_Task objective_: In full and without alteration, repeat the material.

_Given records_:
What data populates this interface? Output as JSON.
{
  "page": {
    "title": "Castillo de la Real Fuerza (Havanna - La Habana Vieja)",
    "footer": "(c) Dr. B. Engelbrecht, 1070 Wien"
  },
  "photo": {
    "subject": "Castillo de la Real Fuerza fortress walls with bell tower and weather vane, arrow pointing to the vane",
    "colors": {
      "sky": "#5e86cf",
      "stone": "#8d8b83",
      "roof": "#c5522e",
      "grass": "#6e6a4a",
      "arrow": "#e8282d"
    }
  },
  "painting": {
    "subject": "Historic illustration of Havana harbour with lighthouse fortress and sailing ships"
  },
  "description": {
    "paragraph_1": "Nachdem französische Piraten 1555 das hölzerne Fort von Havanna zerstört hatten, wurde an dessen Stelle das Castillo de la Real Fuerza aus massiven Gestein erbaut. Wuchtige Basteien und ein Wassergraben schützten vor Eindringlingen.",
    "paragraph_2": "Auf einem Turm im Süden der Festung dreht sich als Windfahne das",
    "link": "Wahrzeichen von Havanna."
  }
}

_Answer to the problem_:
What data populates this interface? Output as JSON.
{
  "page": {
    "title": "Castillo de la Real Fuerza (Havanna - La Habana Vieja)",
    "footer": "(c) Dr. B. Engelbrecht, 1070 Wien"
  },
  "photo": {
    "subject": "Castillo de la Real Fuerza fortress walls with bell tower and weather vane, arrow pointing to the vane",
    "colors": {
      "sky": "#5e86cf",
      "stone": "#8d8b83",
      "roof": "#c5522e",
      "grass": "#6e6a4a",
      "arrow": "#e8282d"
    }
  },
  "painting": {
    "subject": "Historic illustration of Havana harbour with lighthouse fortress and sailing ships"
  },
  "description": {
    "paragraph_1": "Nachdem französische Piraten 1555 das hölzerne Fort von Havanna zerstört hatten, wurde an dessen Stelle das Castillo de la Real Fuerza aus massiven Gestein erbaut. Wuchtige Basteien und ein Wassergraben schützten vor Eindringlingen.",
    "paragraph_2": "Auf einem Turm im Süden der Festung dreht sich als Windfahne das",
    "link": "Wahrzeichen von Havanna."
  }
}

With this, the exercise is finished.